Copy all the data exactly, except the pictures.
(begin)
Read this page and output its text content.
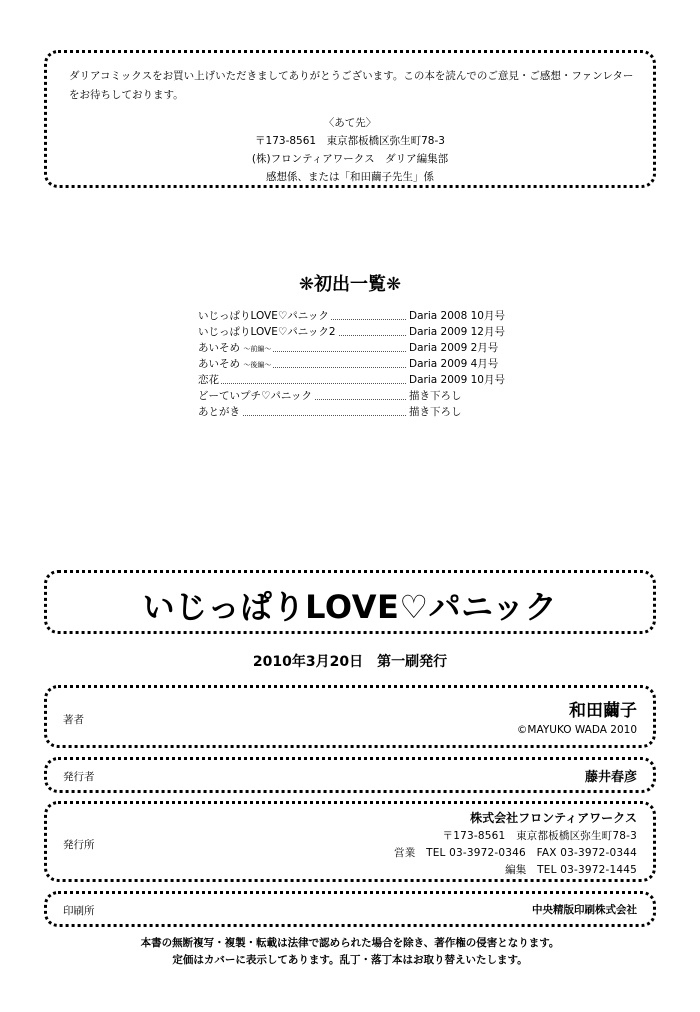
ダリアコミックスをお買い上げいただきましてありがとうございます。この本を読んでのご意見・ご感想・ファンレターをお待ちしております。
〈あて先〉
〒173-8561　東京都板橋区弥生町78-3
(株)フロンティアワークス　ダリア編集部
感想係、または「和田繭子先生」係
❋初出一覧❋
いじっぱりLOVE♡パニック	Daria 2008 10月号
いじっぱりLOVE♡パニック2	Daria 2009 12月号
あいそめ 〜前編〜	Daria 2009 2月号
あいそめ 〜後編〜	Daria 2009 4月号
恋花	Daria 2009 10月号
どーていプチ♡パニック	描き下ろし
あとがき	描き下ろし
いじっぱりLOVE♡パニック
2010年3月20日　第一刷発行
著者	和田繭子
©MAYUKO WADA 2010
発行者	藤井春彦
発行所
株式会社フロンティアワークス
〒173-8561　東京都板橋区弥生町78-3
営業　TEL 03-3972-0346　FAX 03-3972-0344
編集　TEL 03-3972-1445
印刷所	中央精版印刷株式会社
本書の無断複写・複製・転載は法律で認められた場合を除き、著作権の侵害となります。
定価はカバーに表示してあります。乱丁・落丁本はお取り替えいたします。
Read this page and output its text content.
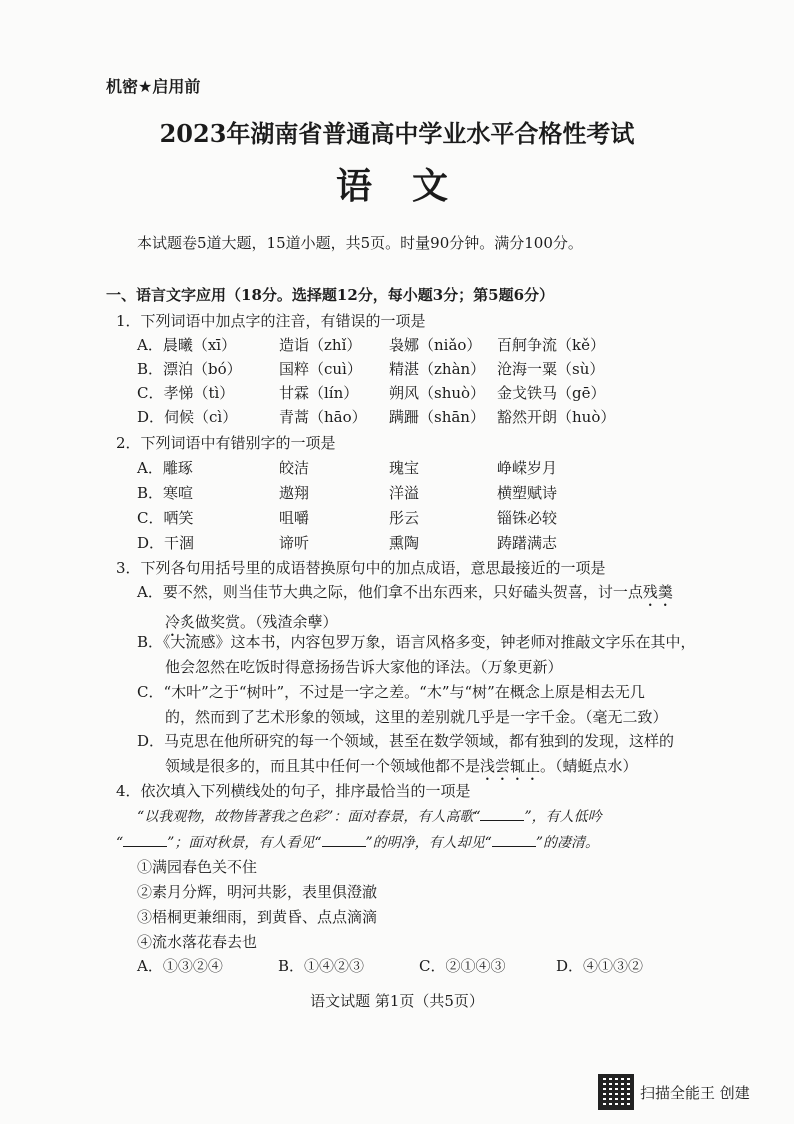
机密★启用前
2023年湖南省普通高中学业水平合格性考试
语文
本试题卷5道大题，15道小题，共5页。时量90分钟。满分100分。
一、语言文字应用（18分。选择题12分，每小题3分；第5题6分）
1．下列词语中加点字的注音，有错误的一项是
A．晨曦（xī）	造诣（zhǐ） 袅娜（niǎo） 百舸争流（kě）
B．漂泊（bó） 国粹（cuì） 精湛（zhàn） 沧海一粟（sù）
C．孝悌（tì）	甘霖（lín） 朔风（shuò） 金戈铁马（gē）
D．伺候（cì）	青蒿（hāo） 蹒跚（shān） 豁然开朗（huò）
2．下列词语中有错别字的一项是
A．雕琢	皎洁	瑰宝	峥嵘岁月
B．寒喧	遨翔	洋溢	横塑赋诗
C．哂笑	咀嚼	彤云	锱铢必较
D．干涸	谛听	熏陶	踌躇满志
3．下列各句用括号里的成语替换原句中的加点成语，意思最接近的一项是
A．要不然，则当佳节大典之际，他们拿不出东西来，只好磕头贺喜，讨一点残羹
冷炙做奖赏。（残渣余孽）
B．《大流感》这本书，内容包罗万象，语言风格多变，钟老师对推敲文字乐在其中，
他会忽然在吃饭时得意扬扬告诉大家他的译法。（万象更新）
C．“木叶”之于“树叶”，不过是一字之差。“木”与“树”在概念上原是相去无几
的，然而到了艺术形象的领域，这里的差别就几乎是一字千金。（毫无二致）
D．马克思在他所研究的每一个领域，甚至在数学领域，都有独到的发现，这样的
领域是很多的，而且其中任何一个领域他都不是浅尝辄止。（蜻蜓点水）
4．依次填入下列横线处的句子，排序最恰当的一项是
“以我观物，故物皆著我之色彩”：面对春景，有人高歌“	”，有人低吟
“	”；面对秋景，有人看见“	”的明净，有人却见“	”的凄清。
①满园春色关不住
②素月分辉，明河共影，表里俱澄澈
③梧桐更兼细雨，到黄昏、点点滴滴
④流水落花春去也
A．①③②④	B．①④②③	C．②①④③	D．④①③②
语文试题 第1页（共5页）
扫描全能王 创建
(end)
*RESULT*.
Read this page and output its text content.
ダリアコミックスをお買い上げいただきましてありがとうございます。この本を読んでのご意見・ご感想・ファンレターをお待ちしております。
〈あて先〉
〒173-8561　東京都板橋区弥生町78-3
(株)フロンティアワークス　ダリア編集部
感想係、または「和田繭子先生」係
❋初出一覧❋
いじっぱりLOVE♡パニック	Daria 2008 10月号
いじっぱりLOVE♡パニック2	Daria 2009 12月号
あいそめ 〜前編〜	Daria 2009 2月号
あいそめ 〜後編〜	Daria 2009 4月号
恋花	Daria 2009 10月号
どーていプチ♡パニック	描き下ろし
あとがき	描き下ろし
いじっぱりLOVE♡パニック
2010年3月20日　第一刷発行
著者	和田繭子
©MAYUKO WADA 2010
発行者	藤井春彦
発行所
株式会社フロンティアワークス
〒173-8561　東京都板橋区弥生町78-3
営業　TEL 03-3972-0346　FAX 03-3972-0344
編集　TEL 03-3972-1445
印刷所	中央精版印刷株式会社
本書の無断複写・複製・転載は法律で認められた場合を除き、著作権の侵害となります。
定価はカバーに表示してあります。乱丁・落丁本はお取り替えいたします。
Read this page and output its text content.
机密★启用前
2023年湖南省普通高中学业水平合格性考试
语文
本试题卷5道大题，15道小题，共5页。时量90分钟。满分100分。
一、语言文字应用（18分。选择题12分，每小题3分；第5题6分）
1．下列词语中加点字的注音，有错误的一项是
A．晨曦（xī）	造诣（zhǐ） 袅娜（niǎo） 百舸争流（kě）
B．漂泊（bó） 国粹（cuì） 精湛（zhàn） 沧海一粟（sù）
C．孝悌（tì）	甘霖（lín） 朔风（shuò） 金戈铁马（gē）
D．伺候（cì）	青蒿（hāo） 蹒跚（shān） 豁然开朗（huò）
2．下列词语中有错别字的一项是
A．雕琢	皎洁	瑰宝	峥嵘岁月
B．寒喧	遨翔	洋溢	横塑赋诗
C．哂笑	咀嚼	彤云	锱铢必较
D．干涸	谛听	熏陶	踌躇满志
3．下列各句用括号里的成语替换原句中的加点成语，意思最接近的一项是
A．要不然，则当佳节大典之际，他们拿不出东西来，只好磕头贺喜，讨一点残羹
冷炙做奖赏。（残渣余孽）
B．《大流感》这本书，内容包罗万象，语言风格多变，钟老师对推敲文字乐在其中，
他会忽然在吃饭时得意扬扬告诉大家他的译法。（万象更新）
C．“木叶”之于“树叶”，不过是一字之差。“木”与“树”在概念上原是相去无几
的，然而到了艺术形象的领域，这里的差别就几乎是一字千金。（毫无二致）
D．马克思在他所研究的每一个领域，甚至在数学领域，都有独到的发现，这样的
领域是很多的，而且其中任何一个领域他都不是浅尝辄止。（蜻蜓点水）
4．依次填入下列横线处的句子，排序最恰当的一项是
“以我观物，故物皆著我之色彩”：面对春景，有人高歌“	”，有人低吟
“	”；面对秋景，有人看见“	”的明净，有人却见“	”的凄清。
①满园春色关不住
②素月分辉，明河共影，表里俱澄澈
③梧桐更兼细雨，到黄昏、点点滴滴
④流水落花春去也
A．①③②④	B．①④②③	C．②①④③	D．④①③②
语文试题 第1页（共5页）
扫描全能王 创建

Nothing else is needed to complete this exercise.